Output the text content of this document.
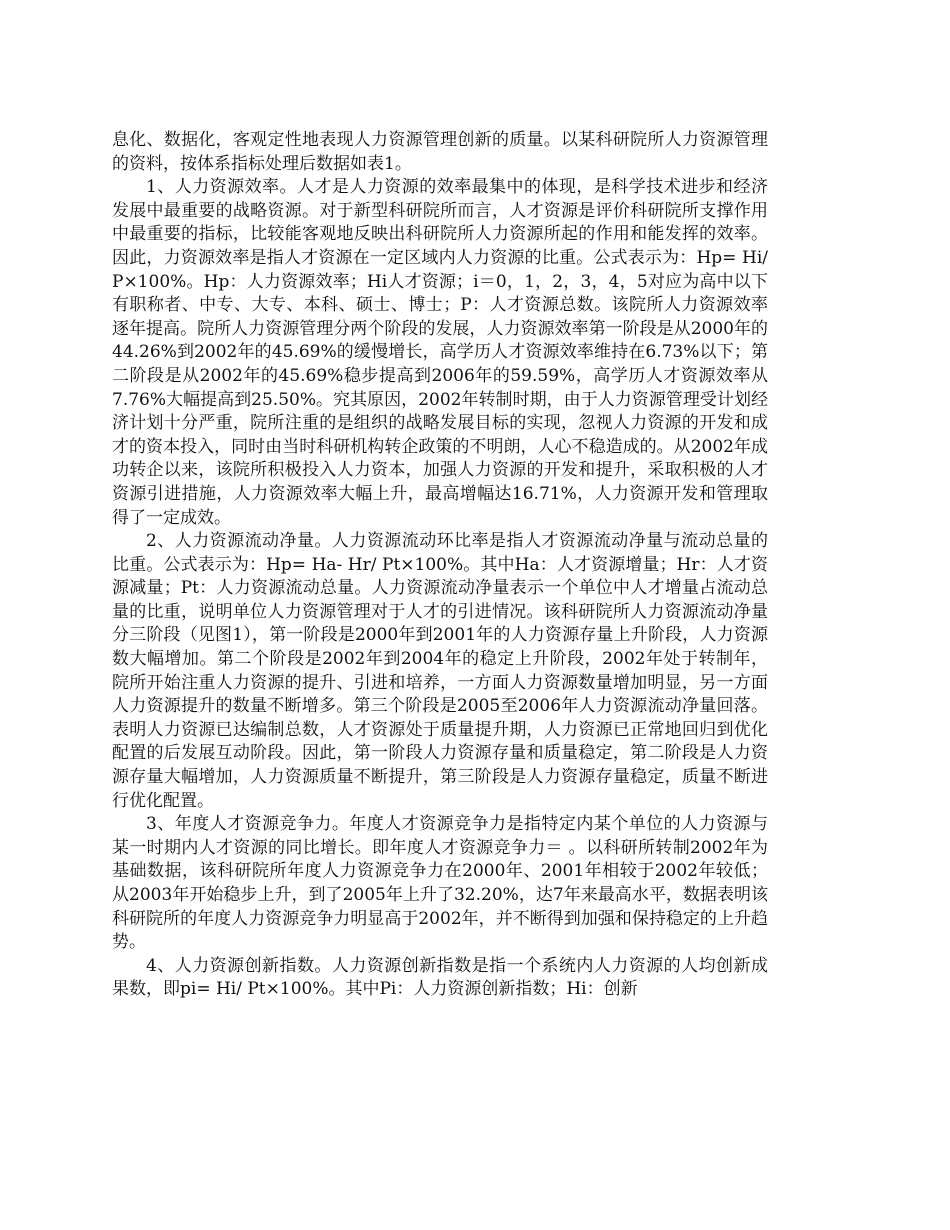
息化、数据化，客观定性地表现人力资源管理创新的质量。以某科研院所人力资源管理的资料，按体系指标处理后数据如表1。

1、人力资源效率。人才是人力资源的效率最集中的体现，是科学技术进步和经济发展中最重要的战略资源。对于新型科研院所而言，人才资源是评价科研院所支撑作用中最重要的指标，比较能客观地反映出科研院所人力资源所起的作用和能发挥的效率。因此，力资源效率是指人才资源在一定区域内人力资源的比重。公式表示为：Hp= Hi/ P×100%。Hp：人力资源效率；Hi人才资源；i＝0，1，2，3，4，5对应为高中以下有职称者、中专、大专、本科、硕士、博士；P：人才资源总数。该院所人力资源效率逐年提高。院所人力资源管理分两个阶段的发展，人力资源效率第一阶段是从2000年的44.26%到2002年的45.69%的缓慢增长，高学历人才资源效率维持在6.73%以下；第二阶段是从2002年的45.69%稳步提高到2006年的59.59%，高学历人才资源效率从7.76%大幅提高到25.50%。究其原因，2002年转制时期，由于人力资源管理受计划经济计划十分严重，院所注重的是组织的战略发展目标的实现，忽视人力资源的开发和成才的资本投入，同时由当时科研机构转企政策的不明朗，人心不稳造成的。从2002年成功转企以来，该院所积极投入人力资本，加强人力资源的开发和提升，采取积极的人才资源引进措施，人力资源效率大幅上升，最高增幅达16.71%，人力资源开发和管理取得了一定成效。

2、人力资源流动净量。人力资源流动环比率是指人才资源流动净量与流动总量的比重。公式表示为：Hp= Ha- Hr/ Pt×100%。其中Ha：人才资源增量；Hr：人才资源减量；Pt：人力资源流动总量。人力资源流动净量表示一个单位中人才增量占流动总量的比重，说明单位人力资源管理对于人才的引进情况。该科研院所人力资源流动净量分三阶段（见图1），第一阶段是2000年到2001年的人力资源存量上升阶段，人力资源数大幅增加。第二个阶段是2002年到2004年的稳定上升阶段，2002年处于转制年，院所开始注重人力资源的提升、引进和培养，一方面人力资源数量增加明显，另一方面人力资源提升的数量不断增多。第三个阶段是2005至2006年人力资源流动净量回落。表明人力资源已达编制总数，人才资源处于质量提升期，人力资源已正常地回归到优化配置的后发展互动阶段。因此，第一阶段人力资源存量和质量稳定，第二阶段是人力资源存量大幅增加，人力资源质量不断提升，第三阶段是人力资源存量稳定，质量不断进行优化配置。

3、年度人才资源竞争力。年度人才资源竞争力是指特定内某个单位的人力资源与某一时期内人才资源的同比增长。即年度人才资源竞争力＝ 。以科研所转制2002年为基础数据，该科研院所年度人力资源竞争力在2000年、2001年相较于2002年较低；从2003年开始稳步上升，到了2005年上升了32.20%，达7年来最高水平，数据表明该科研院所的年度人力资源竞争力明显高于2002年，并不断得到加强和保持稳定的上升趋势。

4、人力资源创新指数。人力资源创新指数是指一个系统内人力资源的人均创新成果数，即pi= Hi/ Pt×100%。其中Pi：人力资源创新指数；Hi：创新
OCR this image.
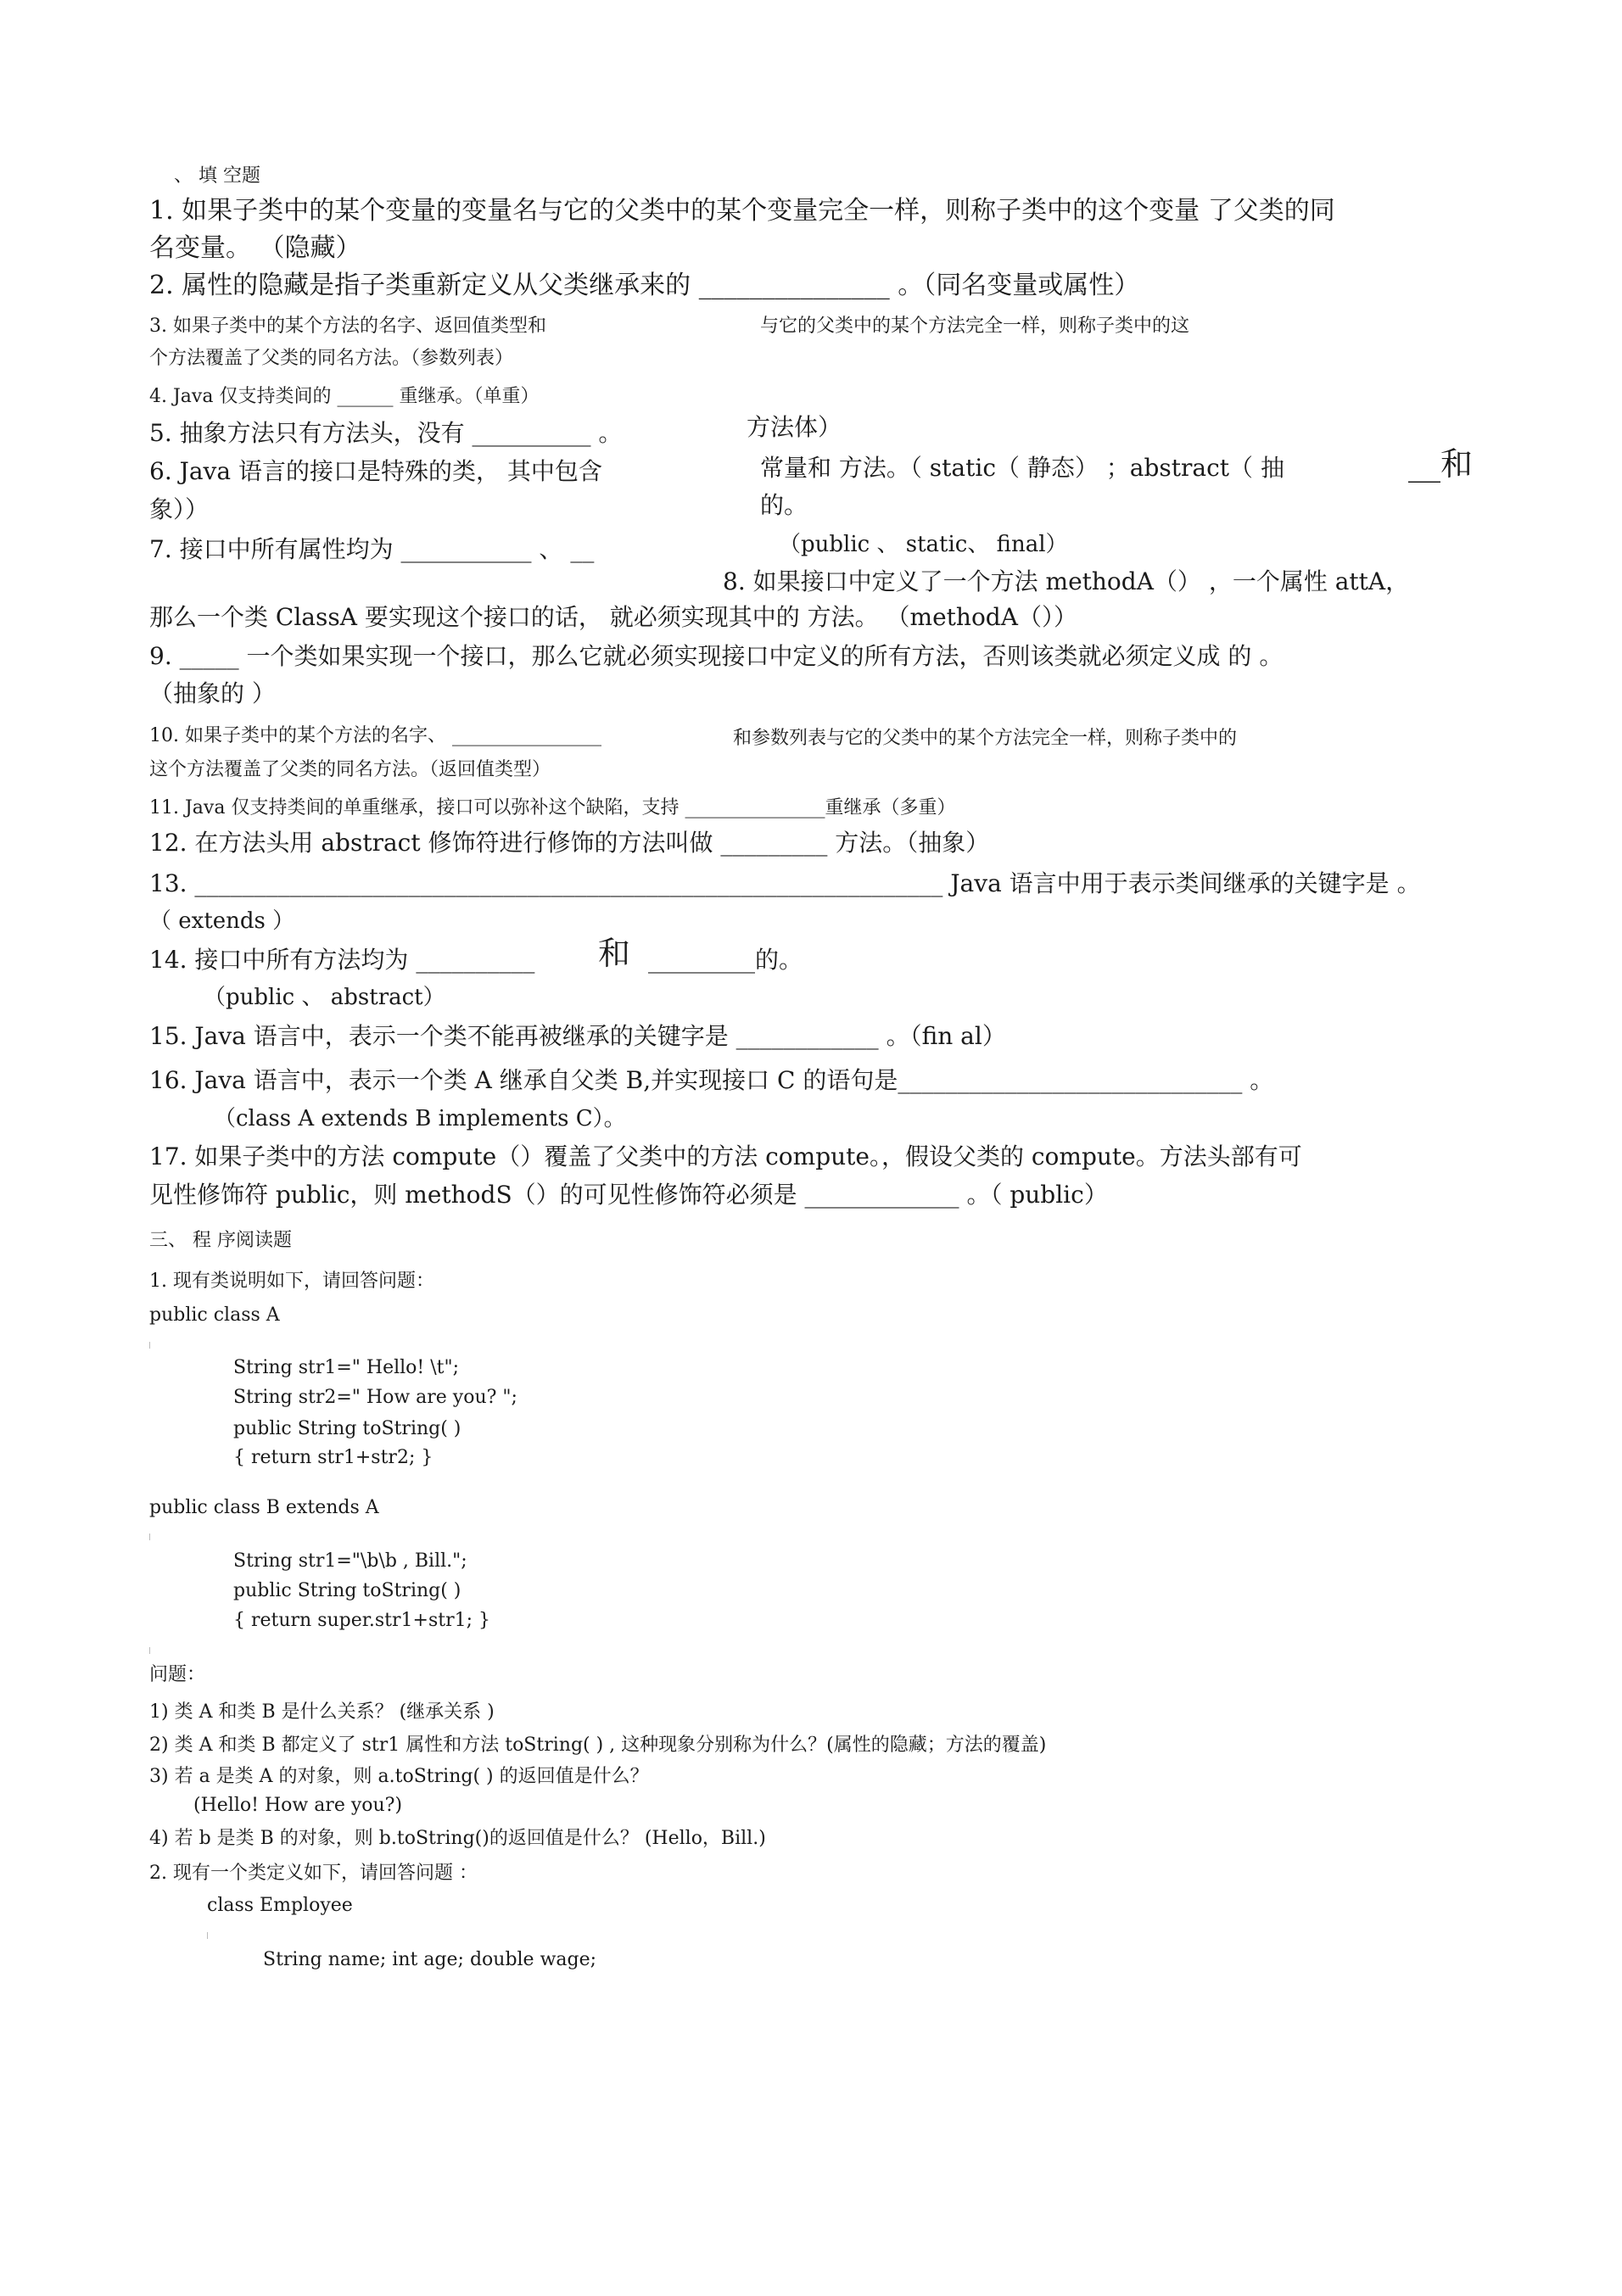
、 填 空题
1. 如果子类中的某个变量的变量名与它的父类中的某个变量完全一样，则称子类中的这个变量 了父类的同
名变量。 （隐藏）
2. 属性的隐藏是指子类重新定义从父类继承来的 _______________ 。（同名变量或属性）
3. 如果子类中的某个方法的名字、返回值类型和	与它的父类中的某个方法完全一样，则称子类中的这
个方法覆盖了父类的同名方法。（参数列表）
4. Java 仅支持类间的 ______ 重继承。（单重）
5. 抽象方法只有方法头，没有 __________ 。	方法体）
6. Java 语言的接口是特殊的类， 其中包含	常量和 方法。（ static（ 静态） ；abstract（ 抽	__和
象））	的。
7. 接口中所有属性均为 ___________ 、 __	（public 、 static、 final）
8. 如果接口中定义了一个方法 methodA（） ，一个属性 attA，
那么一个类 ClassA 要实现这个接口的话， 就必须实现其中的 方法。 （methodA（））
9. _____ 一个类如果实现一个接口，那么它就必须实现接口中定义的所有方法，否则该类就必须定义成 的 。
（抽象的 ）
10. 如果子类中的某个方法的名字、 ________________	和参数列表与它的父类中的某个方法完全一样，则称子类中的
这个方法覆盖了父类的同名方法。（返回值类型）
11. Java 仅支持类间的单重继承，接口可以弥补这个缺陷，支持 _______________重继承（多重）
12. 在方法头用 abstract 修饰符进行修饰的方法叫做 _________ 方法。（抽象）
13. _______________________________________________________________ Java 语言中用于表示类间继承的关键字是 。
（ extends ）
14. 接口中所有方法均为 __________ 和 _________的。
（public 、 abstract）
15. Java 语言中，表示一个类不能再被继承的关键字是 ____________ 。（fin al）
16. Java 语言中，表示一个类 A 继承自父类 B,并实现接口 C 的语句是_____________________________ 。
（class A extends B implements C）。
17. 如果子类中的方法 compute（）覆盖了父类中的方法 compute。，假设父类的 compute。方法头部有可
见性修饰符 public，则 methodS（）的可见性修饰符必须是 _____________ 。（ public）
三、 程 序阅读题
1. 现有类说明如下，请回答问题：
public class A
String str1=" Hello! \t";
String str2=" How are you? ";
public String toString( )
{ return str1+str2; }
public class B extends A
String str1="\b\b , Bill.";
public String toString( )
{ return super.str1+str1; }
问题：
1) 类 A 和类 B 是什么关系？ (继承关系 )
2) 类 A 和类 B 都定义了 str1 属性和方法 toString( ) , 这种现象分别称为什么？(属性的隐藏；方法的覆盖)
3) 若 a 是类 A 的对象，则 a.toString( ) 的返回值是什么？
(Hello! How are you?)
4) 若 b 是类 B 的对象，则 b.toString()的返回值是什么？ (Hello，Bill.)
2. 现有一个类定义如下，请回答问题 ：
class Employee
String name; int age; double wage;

### GIVEN REQUEST
Return the whole listing, word for word, and leave out every picture.

### ANSWER BELOW
Output the text content of this document.
息化、数据化，客观定性地表现人力资源管理创新的质量。以某科研院所人力资源管理的资料，按体系指标处理后数据如表1。

1、人力资源效率。人才是人力资源的效率最集中的体现，是科学技术进步和经济发展中最重要的战略资源。对于新型科研院所而言，人才资源是评价科研院所支撑作用中最重要的指标，比较能客观地反映出科研院所人力资源所起的作用和能发挥的效率。因此，力资源效率是指人才资源在一定区域内人力资源的比重。公式表示为：Hp= Hi/ P×100%。Hp：人力资源效率；Hi人才资源；i＝0，1，2，3，4，5对应为高中以下有职称者、中专、大专、本科、硕士、博士；P：人才资源总数。该院所人力资源效率逐年提高。院所人力资源管理分两个阶段的发展，人力资源效率第一阶段是从2000年的44.26%到2002年的45.69%的缓慢增长，高学历人才资源效率维持在6.73%以下；第二阶段是从2002年的45.69%稳步提高到2006年的59.59%，高学历人才资源效率从7.76%大幅提高到25.50%。究其原因，2002年转制时期，由于人力资源管理受计划经济计划十分严重，院所注重的是组织的战略发展目标的实现，忽视人力资源的开发和成才的资本投入，同时由当时科研机构转企政策的不明朗，人心不稳造成的。从2002年成功转企以来，该院所积极投入人力资本，加强人力资源的开发和提升，采取积极的人才资源引进措施，人力资源效率大幅上升，最高增幅达16.71%，人力资源开发和管理取得了一定成效。

2、人力资源流动净量。人力资源流动环比率是指人才资源流动净量与流动总量的比重。公式表示为：Hp= Ha- Hr/ Pt×100%。其中Ha：人才资源增量；Hr：人才资源减量；Pt：人力资源流动总量。人力资源流动净量表示一个单位中人才增量占流动总量的比重，说明单位人力资源管理对于人才的引进情况。该科研院所人力资源流动净量分三阶段（见图1），第一阶段是2000年到2001年的人力资源存量上升阶段，人力资源数大幅增加。第二个阶段是2002年到2004年的稳定上升阶段，2002年处于转制年，院所开始注重人力资源的提升、引进和培养，一方面人力资源数量增加明显，另一方面人力资源提升的数量不断增多。第三个阶段是2005至2006年人力资源流动净量回落。表明人力资源已达编制总数，人才资源处于质量提升期，人力资源已正常地回归到优化配置的后发展互动阶段。因此，第一阶段人力资源存量和质量稳定，第二阶段是人力资源存量大幅增加，人力资源质量不断提升，第三阶段是人力资源存量稳定，质量不断进行优化配置。

3、年度人才资源竞争力。年度人才资源竞争力是指特定内某个单位的人力资源与某一时期内人才资源的同比增长。即年度人才资源竞争力＝ 。以科研所转制2002年为基础数据，该科研院所年度人力资源竞争力在2000年、2001年相较于2002年较低；从2003年开始稳步上升，到了2005年上升了32.20%，达7年来最高水平，数据表明该科研院所的年度人力资源竞争力明显高于2002年，并不断得到加强和保持稳定的上升趋势。

4、人力资源创新指数。人力资源创新指数是指一个系统内人力资源的人均创新成果数，即pi= Hi/ Pt×100%。其中Pi：人力资源创新指数；Hi：创新
OCR this image.
、 填 空题
1. 如果子类中的某个变量的变量名与它的父类中的某个变量完全一样，则称子类中的这个变量 了父类的同
名变量。 （隐藏）
2. 属性的隐藏是指子类重新定义从父类继承来的 _______________ 。（同名变量或属性）
3. 如果子类中的某个方法的名字、返回值类型和	与它的父类中的某个方法完全一样，则称子类中的这
个方法覆盖了父类的同名方法。（参数列表）
4. Java 仅支持类间的 ______ 重继承。（单重）
5. 抽象方法只有方法头，没有 __________ 。	方法体）
6. Java 语言的接口是特殊的类， 其中包含	常量和 方法。（ static（ 静态） ；abstract（ 抽	__和
象））	的。
7. 接口中所有属性均为 ___________ 、 __	（public 、 static、 final）
8. 如果接口中定义了一个方法 methodA（） ，一个属性 attA，
那么一个类 ClassA 要实现这个接口的话， 就必须实现其中的 方法。 （methodA（））
9. _____ 一个类如果实现一个接口，那么它就必须实现接口中定义的所有方法，否则该类就必须定义成 的 。
（抽象的 ）
10. 如果子类中的某个方法的名字、 ________________	和参数列表与它的父类中的某个方法完全一样，则称子类中的
这个方法覆盖了父类的同名方法。（返回值类型）
11. Java 仅支持类间的单重继承，接口可以弥补这个缺陷，支持 _______________重继承（多重）
12. 在方法头用 abstract 修饰符进行修饰的方法叫做 _________ 方法。（抽象）
13. _______________________________________________________________ Java 语言中用于表示类间继承的关键字是 。
（ extends ）
14. 接口中所有方法均为 __________ 和 _________的。
（public 、 abstract）
15. Java 语言中，表示一个类不能再被继承的关键字是 ____________ 。（fin al）
16. Java 语言中，表示一个类 A 继承自父类 B,并实现接口 C 的语句是_____________________________ 。
（class A extends B implements C）。
17. 如果子类中的方法 compute（）覆盖了父类中的方法 compute。，假设父类的 compute。方法头部有可
见性修饰符 public，则 methodS（）的可见性修饰符必须是 _____________ 。（ public）
三、 程 序阅读题
1. 现有类说明如下，请回答问题：
public class A
String str1=" Hello! \t";
String str2=" How are you? ";
public String toString( )
{ return str1+str2; }
public class B extends A
String str1="\b\b , Bill.";
public String toString( )
{ return super.str1+str1; }
问题：
1) 类 A 和类 B 是什么关系？ (继承关系 )
2) 类 A 和类 B 都定义了 str1 属性和方法 toString( ) , 这种现象分别称为什么？(属性的隐藏；方法的覆盖)
3) 若 a 是类 A 的对象，则 a.toString( ) 的返回值是什么？
(Hello! How are you?)
4) 若 b 是类 B 的对象，则 b.toString()的返回值是什么？ (Hello，Bill.)
2. 现有一个类定义如下，请回答问题 ：
class Employee
String name; int age; double wage;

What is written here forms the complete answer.